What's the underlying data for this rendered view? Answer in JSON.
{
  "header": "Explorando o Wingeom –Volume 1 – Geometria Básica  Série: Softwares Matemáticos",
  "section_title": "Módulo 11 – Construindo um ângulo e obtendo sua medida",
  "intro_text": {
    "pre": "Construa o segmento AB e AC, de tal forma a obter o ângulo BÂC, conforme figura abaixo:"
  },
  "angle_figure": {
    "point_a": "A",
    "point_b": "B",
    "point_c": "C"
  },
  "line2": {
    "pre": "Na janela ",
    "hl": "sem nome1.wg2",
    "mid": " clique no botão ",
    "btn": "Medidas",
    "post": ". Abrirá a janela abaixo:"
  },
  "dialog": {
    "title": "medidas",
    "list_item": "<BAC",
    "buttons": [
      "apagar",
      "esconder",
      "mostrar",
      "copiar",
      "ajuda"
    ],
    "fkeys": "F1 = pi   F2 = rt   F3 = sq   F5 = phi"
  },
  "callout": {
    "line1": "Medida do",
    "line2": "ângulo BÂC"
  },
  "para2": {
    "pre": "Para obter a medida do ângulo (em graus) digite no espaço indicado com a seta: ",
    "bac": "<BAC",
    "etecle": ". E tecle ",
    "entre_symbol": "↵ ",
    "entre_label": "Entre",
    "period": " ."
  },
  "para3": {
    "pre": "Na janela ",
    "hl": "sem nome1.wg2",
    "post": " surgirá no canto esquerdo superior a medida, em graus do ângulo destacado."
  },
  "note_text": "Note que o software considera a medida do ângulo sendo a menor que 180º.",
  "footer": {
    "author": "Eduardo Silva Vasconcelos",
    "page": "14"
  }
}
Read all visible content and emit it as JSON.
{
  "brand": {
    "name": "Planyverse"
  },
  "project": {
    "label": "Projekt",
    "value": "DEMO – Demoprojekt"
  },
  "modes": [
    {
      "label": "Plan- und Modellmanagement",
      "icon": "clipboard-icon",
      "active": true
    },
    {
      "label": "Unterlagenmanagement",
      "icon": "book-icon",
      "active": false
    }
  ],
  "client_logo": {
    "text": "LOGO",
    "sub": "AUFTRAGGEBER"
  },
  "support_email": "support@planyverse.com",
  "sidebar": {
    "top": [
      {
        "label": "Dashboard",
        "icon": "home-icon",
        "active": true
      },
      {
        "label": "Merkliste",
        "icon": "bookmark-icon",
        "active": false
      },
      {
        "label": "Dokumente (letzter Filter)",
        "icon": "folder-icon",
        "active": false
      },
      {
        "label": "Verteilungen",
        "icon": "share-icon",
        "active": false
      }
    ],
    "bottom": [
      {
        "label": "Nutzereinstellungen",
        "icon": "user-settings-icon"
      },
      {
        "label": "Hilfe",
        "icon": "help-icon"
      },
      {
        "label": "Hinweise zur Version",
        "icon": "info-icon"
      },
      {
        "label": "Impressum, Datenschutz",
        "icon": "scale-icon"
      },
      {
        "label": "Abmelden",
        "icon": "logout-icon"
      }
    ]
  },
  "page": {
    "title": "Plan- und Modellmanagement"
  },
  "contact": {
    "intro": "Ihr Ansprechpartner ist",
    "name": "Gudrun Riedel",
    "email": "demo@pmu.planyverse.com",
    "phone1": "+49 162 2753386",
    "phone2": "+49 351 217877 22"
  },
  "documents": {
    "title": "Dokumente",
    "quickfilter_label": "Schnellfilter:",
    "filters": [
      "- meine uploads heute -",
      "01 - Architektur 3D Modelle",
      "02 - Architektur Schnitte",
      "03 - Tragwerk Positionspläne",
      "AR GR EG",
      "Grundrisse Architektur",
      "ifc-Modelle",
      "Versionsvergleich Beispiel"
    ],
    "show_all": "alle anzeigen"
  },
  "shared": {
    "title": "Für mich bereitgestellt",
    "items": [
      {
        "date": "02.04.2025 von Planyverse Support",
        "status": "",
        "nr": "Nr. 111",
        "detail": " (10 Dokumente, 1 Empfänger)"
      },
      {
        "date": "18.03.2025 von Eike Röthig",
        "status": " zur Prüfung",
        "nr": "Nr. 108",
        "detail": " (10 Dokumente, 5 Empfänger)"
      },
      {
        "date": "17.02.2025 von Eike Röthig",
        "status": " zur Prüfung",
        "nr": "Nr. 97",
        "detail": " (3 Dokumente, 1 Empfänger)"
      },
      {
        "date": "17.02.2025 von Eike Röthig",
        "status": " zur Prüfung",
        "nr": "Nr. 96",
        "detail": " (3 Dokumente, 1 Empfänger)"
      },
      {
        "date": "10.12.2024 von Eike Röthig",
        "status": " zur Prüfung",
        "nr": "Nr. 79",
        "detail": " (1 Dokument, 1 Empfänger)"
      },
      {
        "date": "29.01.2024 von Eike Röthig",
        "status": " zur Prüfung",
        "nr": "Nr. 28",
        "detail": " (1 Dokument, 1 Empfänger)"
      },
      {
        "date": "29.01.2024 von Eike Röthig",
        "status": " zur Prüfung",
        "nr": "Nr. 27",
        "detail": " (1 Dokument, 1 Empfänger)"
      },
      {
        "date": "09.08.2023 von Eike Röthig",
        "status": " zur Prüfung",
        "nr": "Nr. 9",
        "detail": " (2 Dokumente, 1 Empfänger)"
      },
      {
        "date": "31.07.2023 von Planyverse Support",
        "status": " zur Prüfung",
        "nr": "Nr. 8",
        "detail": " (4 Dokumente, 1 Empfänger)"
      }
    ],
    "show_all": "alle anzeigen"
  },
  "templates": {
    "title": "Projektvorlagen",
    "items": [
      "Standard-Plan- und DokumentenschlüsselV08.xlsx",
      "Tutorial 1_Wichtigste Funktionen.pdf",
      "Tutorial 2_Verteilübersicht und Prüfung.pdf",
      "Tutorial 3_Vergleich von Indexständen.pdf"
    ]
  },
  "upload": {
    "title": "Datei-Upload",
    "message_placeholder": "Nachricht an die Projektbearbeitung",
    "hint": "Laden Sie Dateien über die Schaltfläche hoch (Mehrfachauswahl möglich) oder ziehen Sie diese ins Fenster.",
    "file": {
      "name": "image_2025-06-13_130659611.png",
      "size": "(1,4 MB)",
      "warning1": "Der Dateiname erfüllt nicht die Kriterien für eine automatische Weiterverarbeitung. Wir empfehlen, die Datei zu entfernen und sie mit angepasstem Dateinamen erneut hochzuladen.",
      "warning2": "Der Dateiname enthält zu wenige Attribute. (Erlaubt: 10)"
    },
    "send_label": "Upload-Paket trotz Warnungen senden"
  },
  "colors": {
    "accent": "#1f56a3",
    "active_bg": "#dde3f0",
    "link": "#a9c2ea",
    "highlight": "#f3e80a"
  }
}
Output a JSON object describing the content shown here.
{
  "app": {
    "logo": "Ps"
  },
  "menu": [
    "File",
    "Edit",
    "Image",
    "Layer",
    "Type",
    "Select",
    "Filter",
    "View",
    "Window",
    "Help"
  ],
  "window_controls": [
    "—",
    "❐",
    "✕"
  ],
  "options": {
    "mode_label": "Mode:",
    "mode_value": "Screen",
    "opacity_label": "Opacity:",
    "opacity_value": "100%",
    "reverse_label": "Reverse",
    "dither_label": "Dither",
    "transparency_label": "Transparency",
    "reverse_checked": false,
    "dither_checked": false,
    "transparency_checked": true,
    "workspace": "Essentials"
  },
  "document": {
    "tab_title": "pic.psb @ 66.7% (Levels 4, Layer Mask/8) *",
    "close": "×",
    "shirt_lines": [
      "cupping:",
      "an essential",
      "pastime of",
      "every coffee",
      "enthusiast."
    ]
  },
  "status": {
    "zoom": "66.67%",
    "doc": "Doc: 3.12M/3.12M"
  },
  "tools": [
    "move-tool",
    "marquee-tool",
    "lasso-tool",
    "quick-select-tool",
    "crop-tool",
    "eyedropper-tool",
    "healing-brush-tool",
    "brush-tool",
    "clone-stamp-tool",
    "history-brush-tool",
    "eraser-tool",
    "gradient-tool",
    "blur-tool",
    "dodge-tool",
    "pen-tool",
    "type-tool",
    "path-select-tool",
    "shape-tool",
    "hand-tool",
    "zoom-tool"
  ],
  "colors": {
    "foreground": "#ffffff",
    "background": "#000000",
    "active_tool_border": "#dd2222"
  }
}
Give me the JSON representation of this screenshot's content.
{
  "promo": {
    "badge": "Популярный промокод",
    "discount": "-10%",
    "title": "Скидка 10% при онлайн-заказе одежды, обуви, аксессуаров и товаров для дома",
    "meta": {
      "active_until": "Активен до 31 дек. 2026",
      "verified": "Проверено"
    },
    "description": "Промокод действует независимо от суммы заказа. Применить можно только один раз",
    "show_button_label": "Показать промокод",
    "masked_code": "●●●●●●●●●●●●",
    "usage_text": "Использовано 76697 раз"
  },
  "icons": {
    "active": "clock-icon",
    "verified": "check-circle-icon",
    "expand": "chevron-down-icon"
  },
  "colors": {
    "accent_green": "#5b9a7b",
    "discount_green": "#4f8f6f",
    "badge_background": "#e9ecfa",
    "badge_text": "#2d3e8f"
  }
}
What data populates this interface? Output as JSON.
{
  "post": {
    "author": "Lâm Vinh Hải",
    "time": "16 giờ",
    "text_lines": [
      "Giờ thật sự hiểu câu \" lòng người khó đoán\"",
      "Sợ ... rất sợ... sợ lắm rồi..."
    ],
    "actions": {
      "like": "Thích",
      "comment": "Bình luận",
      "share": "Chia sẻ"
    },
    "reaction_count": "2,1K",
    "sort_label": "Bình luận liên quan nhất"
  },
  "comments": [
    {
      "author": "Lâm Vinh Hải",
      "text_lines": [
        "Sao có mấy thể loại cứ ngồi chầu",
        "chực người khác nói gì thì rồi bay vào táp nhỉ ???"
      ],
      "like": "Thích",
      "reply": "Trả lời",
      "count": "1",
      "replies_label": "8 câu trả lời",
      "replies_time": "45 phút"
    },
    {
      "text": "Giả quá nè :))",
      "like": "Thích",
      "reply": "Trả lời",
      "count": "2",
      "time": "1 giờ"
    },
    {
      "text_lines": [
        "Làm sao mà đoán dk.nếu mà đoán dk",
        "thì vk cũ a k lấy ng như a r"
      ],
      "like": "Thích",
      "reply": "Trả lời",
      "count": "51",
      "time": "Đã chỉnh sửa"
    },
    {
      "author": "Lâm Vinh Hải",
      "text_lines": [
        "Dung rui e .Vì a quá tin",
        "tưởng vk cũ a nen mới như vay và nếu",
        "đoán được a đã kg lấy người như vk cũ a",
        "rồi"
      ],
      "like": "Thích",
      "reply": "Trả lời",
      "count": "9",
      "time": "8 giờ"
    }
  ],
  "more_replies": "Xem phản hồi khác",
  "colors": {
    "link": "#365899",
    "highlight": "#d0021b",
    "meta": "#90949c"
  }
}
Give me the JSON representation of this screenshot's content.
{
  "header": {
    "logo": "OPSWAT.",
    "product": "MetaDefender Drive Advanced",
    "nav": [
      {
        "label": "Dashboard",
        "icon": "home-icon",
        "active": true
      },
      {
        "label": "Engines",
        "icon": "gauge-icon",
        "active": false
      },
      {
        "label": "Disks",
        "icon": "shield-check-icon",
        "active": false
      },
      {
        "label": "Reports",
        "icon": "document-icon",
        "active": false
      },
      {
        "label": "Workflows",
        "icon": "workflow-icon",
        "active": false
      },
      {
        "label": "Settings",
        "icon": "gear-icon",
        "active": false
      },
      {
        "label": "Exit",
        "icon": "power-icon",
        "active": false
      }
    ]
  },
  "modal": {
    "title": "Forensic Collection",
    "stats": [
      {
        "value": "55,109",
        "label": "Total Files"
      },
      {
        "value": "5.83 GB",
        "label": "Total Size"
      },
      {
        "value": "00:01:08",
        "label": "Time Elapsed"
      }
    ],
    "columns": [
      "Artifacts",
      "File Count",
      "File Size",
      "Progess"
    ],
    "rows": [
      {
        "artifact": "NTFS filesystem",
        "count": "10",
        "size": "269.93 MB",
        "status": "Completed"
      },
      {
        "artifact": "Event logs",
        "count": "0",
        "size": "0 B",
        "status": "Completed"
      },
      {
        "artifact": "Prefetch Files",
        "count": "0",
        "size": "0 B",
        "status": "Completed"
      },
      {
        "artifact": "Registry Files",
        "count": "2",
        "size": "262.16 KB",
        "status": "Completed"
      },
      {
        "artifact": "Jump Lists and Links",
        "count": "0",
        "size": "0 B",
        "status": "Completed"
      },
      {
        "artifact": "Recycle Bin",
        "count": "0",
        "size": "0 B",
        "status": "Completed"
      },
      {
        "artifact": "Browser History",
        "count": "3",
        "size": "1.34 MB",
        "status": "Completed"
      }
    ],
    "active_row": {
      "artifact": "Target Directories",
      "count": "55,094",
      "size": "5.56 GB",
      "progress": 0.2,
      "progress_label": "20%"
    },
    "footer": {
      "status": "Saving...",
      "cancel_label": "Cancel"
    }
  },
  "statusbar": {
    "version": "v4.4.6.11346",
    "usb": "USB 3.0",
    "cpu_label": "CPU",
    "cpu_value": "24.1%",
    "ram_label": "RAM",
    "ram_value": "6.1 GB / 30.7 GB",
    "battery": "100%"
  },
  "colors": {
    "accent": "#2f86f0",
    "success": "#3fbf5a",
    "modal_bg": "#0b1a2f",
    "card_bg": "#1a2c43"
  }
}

____

» **Written exercise**
Extract every line from the records above that contains the word "abaixo".

» **Full answer**
    "pre": "Construa o segmento AB e AC, de tal forma a obter o ângulo BÂC, conforme figura abaixo:"
    "post": ". Abrirá a janela abaixo:"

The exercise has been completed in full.